# [What you will do]
Return the records that follow, matching each one exactly.

# [Available records]
◇ ◇ ◇
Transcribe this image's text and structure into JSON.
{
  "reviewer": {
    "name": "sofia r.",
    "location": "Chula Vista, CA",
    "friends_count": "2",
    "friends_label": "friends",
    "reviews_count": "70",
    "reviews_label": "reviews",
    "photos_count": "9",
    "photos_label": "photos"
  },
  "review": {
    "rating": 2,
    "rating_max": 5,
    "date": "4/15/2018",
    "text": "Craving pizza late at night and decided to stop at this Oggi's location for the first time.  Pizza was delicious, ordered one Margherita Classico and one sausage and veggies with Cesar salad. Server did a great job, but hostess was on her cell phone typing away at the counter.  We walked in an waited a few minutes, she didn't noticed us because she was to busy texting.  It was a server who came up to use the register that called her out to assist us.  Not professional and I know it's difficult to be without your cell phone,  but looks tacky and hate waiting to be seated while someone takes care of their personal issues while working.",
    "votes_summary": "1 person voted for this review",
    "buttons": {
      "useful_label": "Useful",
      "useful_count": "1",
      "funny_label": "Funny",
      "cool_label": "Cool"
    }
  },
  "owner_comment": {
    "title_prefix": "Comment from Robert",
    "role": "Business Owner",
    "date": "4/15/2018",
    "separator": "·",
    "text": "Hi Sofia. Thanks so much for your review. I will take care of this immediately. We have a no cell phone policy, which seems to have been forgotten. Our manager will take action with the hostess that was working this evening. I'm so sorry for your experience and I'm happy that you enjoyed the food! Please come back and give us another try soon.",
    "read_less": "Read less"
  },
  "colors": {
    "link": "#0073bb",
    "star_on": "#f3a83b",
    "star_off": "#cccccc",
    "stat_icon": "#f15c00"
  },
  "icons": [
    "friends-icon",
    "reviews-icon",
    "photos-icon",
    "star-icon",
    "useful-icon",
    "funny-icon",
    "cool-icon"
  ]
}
◇ ◇ ◇
# [Result of the task]
Transcribe this image's text and structure into JSON.
{
  "reviewer": {
    "name": "sofia r.",
    "location": "Chula Vista, CA",
    "friends_count": "2",
    "friends_label": "friends",
    "reviews_count": "70",
    "reviews_label": "reviews",
    "photos_count": "9",
    "photos_label": "photos"
  },
  "review": {
    "rating": 2,
    "rating_max": 5,
    "date": "4/15/2018",
    "text": "Craving pizza late at night and decided to stop at this Oggi's location for the first time.  Pizza was delicious, ordered one Margherita Classico and one sausage and veggies with Cesar salad. Server did a great job, but hostess was on her cell phone typing away at the counter.  We walked in an waited a few minutes, she didn't noticed us because she was to busy texting.  It was a server who came up to use the register that called her out to assist us.  Not professional and I know it's difficult to be without your cell phone,  but looks tacky and hate waiting to be seated while someone takes care of their personal issues while working.",
    "votes_summary": "1 person voted for this review",
    "buttons": {
      "useful_label": "Useful",
      "useful_count": "1",
      "funny_label": "Funny",
      "cool_label": "Cool"
    }
  },
  "owner_comment": {
    "title_prefix": "Comment from Robert",
    "role": "Business Owner",
    "date": "4/15/2018",
    "separator": "·",
    "text": "Hi Sofia. Thanks so much for your review. I will take care of this immediately. We have a no cell phone policy, which seems to have been forgotten. Our manager will take action with the hostess that was working this evening. I'm so sorry for your experience and I'm happy that you enjoyed the food! Please come back and give us another try soon.",
    "read_less": "Read less"
  },
  "colors": {
    "link": "#0073bb",
    "star_on": "#f3a83b",
    "star_off": "#cccccc",
    "stat_icon": "#f15c00"
  },
  "icons": [
    "friends-icon",
    "reviews-icon",
    "photos-icon",
    "star-icon",
    "useful-icon",
    "funny-icon",
    "cool-icon"
  ]
}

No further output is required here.